*Exercise prompt*
Output every line of the data exactly as it appears.

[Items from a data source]
-- -- --
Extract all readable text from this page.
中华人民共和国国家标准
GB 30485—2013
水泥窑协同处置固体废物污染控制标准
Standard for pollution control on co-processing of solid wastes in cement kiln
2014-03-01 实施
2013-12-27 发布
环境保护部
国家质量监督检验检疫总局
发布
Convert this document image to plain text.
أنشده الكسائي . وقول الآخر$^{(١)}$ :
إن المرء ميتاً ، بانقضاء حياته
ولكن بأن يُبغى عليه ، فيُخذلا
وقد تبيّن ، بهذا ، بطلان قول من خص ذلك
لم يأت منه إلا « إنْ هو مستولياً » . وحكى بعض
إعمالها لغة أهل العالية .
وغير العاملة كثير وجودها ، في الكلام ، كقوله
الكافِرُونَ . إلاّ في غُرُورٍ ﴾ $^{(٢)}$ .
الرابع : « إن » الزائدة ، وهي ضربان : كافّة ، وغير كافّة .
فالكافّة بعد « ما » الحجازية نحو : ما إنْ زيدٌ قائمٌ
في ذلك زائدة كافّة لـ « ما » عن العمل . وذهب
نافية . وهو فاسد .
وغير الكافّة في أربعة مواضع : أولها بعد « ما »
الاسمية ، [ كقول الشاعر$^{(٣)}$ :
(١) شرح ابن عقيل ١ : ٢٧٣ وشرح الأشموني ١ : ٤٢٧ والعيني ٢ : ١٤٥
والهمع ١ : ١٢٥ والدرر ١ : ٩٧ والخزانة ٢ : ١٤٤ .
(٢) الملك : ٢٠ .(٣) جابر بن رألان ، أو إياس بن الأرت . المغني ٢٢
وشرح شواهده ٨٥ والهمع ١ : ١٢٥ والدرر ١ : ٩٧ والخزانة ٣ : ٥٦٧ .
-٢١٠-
-- -- --
*Finished answer*
Extract all readable text from this page.
中华人民共和国国家标准
GB 30485—2013
水泥窑协同处置固体废物污染控制标准
Standard for pollution control on co-processing of solid wastes in cement kiln
2014-03-01 实施
2013-12-27 发布
环境保护部
国家质量监督检验检疫总局
发布
Convert this document image to plain text.
أنشده الكسائي . وقول الآخر$^{(١)}$ :
إن المرء ميتاً ، بانقضاء حياته
ولكن بأن يُبغى عليه ، فيُخذلا
وقد تبيّن ، بهذا ، بطلان قول من خص ذلك
لم يأت منه إلا « إنْ هو مستولياً » . وحكى بعض
إعمالها لغة أهل العالية .
وغير العاملة كثير وجودها ، في الكلام ، كقوله
الكافِرُونَ . إلاّ في غُرُورٍ ﴾ $^{(٢)}$ .
الرابع : « إن » الزائدة ، وهي ضربان : كافّة ، وغير كافّة .
فالكافّة بعد « ما » الحجازية نحو : ما إنْ زيدٌ قائمٌ
في ذلك زائدة كافّة لـ « ما » عن العمل . وذهب
نافية . وهو فاسد .
وغير الكافّة في أربعة مواضع : أولها بعد « ما »
الاسمية ، [ كقول الشاعر$^{(٣)}$ :
(١) شرح ابن عقيل ١ : ٢٧٣ وشرح الأشموني ١ : ٤٢٧ والعيني ٢ : ١٤٥
والهمع ١ : ١٢٥ والدرر ١ : ٩٧ والخزانة ٢ : ١٤٤ .
(٢) الملك : ٢٠ .(٣) جابر بن رألان ، أو إياس بن الأرت . المغني ٢٢
وشرح شواهده ٨٥ والهمع ١ : ١٢٥ والدرر ١ : ٩٧ والخزانة ٣ : ٥٦٧ .
-٢١٠-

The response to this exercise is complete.